▸ **Task instructions**
Pick out the lines containing "Glass".

▸ **Available records**
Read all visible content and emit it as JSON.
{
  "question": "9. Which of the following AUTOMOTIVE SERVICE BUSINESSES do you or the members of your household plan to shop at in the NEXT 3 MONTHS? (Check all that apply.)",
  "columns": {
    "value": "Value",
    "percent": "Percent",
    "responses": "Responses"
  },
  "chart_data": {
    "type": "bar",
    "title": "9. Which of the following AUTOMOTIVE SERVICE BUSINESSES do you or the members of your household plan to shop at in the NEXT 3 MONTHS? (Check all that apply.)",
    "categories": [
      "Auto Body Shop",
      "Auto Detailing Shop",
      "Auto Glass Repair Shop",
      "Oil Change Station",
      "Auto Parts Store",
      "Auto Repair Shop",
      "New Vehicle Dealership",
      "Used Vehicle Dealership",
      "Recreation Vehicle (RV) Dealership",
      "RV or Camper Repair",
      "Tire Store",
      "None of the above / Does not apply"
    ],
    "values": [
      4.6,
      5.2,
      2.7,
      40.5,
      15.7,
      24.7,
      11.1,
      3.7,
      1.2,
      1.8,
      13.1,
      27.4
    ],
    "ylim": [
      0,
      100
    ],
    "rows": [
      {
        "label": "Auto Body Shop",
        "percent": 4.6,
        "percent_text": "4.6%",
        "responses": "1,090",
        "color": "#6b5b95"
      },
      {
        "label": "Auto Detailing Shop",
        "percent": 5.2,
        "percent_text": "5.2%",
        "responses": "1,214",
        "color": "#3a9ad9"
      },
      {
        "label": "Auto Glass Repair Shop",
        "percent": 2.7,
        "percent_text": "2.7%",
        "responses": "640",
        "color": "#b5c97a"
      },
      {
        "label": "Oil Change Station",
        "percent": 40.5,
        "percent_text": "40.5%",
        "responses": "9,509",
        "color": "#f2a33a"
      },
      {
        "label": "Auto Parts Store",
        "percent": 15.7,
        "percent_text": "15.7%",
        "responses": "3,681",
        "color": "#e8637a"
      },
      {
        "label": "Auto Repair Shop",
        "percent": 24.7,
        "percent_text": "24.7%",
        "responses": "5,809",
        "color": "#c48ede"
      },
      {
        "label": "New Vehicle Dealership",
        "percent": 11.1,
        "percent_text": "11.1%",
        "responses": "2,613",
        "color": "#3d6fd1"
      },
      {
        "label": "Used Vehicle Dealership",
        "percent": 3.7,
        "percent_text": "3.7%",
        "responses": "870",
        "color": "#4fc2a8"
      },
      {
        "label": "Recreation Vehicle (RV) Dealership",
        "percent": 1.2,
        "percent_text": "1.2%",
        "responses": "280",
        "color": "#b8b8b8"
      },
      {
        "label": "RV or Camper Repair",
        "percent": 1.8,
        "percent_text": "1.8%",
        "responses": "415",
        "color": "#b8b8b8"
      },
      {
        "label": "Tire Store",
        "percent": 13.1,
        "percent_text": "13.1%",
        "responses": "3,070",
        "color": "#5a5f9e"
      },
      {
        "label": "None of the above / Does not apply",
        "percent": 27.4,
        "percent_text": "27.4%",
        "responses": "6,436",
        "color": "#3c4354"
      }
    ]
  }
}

▸ **Task response**
      "Auto Glass Repair Shop",
        "label": "Auto Glass Repair Shop",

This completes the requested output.